■ EXERCISE DETAILS ■
Reproduce verbatim the lines below, from the line containing "bar [528, 481, 602, 568]" through the line containing "y-tick-label: 0 [93, 557, 107, 582]", with both of those lines included.

■ Entries drawn from a dataset ■
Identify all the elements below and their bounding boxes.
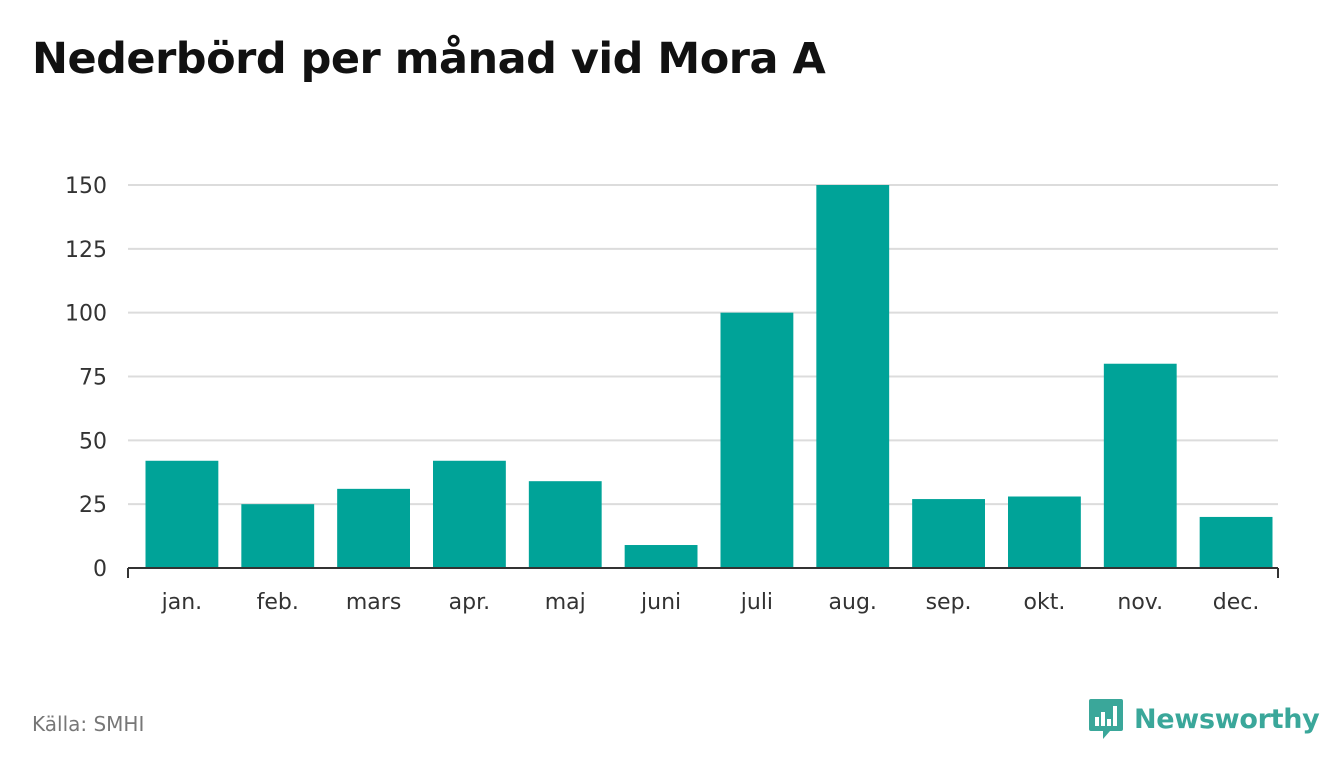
bar [528, 481, 602, 568]
x-tick-label: maj [545, 590, 586, 615]
x-tick-label: mars [346, 590, 401, 615]
bar [1008, 496, 1081, 568]
y-tick-label: 25 [79, 493, 107, 518]
bar [1103, 363, 1177, 568]
x-tick-label: okt. [1024, 590, 1066, 615]
source-note: Källa: SMHI [32, 712, 145, 736]
x-tick-label: dec. [1213, 590, 1260, 615]
bar [145, 460, 219, 568]
newsworthy-logo-icon [1089, 699, 1123, 739]
x-axis [127, 567, 1279, 578]
bar [337, 488, 410, 568]
bar [720, 312, 794, 568]
bar-chart: 0 25 50 75 100 125 150 jan. feb. mars apr. maj juni… [65, 174, 1279, 615]
bar [433, 460, 506, 568]
brand-name: Newsworthy [1134, 703, 1320, 735]
y-axis-ticks: 0 25 50 75 100 125 150 [65, 174, 107, 582]
x-tick-label: juni [640, 590, 681, 615]
y-tick-label: 100 [65, 302, 107, 327]
x-tick-label: jan. [161, 590, 203, 615]
bar [816, 185, 890, 568]
x-tick-label: sep. [926, 590, 972, 615]
x-axis-ticks: jan. feb. mars apr. maj juni juli aug. sep. okt. n… [161, 590, 1260, 615]
y-tick-label: 50 [79, 429, 107, 454]
bar [912, 499, 985, 568]
bar [624, 545, 698, 568]
bar [1199, 516, 1273, 568]
y-tick-label: 0 [93, 557, 107, 582]
y-tick-label: 125 [65, 238, 107, 263]
x-tick-label: nov. [1117, 590, 1163, 615]
x-tick-label: apr. [449, 590, 490, 615]
y-tick-label: 75 [79, 366, 107, 391]
x-tick-label: feb. [257, 590, 299, 615]
x-tick-label: aug. [829, 590, 877, 615]
brand-logo: Newsworthy [1088, 697, 1320, 741]
bar [241, 504, 315, 568]
x-tick-label: juli [740, 590, 773, 615]
gridlines [128, 184, 1278, 506]
chart-title: Nederbörd per månad vid Mora A [32, 34, 826, 84]
bars [145, 185, 1273, 568]
y-tick-label: 150 [65, 174, 107, 199]
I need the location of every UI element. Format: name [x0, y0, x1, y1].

■ ANSWER IN FULL ■
bar [528, 481, 602, 568]
x-tick-label: maj [545, 590, 586, 615]
x-tick-label: mars [346, 590, 401, 615]
bar [1008, 496, 1081, 568]
y-tick-label: 25 [79, 493, 107, 518]
bar [1103, 363, 1177, 568]
x-tick-label: okt. [1024, 590, 1066, 615]
source-note: Källa: SMHI [32, 712, 145, 736]
x-tick-label: dec. [1213, 590, 1260, 615]
bar [145, 460, 219, 568]
newsworthy-logo-icon [1089, 699, 1123, 739]
x-axis [127, 567, 1279, 578]
bar [337, 488, 410, 568]
bar [720, 312, 794, 568]
bar-chart: 0 25 50 75 100 125 150 jan. feb. mars apr. maj juni… [65, 174, 1279, 615]
bar [433, 460, 506, 568]
brand-name: Newsworthy [1134, 703, 1320, 735]
y-axis-ticks: 0 25 50 75 100 125 150 [65, 174, 107, 582]
x-tick-label: juni [640, 590, 681, 615]
y-tick-label: 100 [65, 302, 107, 327]
x-tick-label: jan. [161, 590, 203, 615]
bar [816, 185, 890, 568]
x-tick-label: sep. [926, 590, 972, 615]
x-axis-ticks: jan. feb. mars apr. maj juni juli aug. sep. okt. n… [161, 590, 1260, 615]
y-tick-label: 50 [79, 429, 107, 454]
bar [912, 499, 985, 568]
bar [624, 545, 698, 568]
bar [1199, 516, 1273, 568]
y-tick-label: 0 [93, 557, 107, 582]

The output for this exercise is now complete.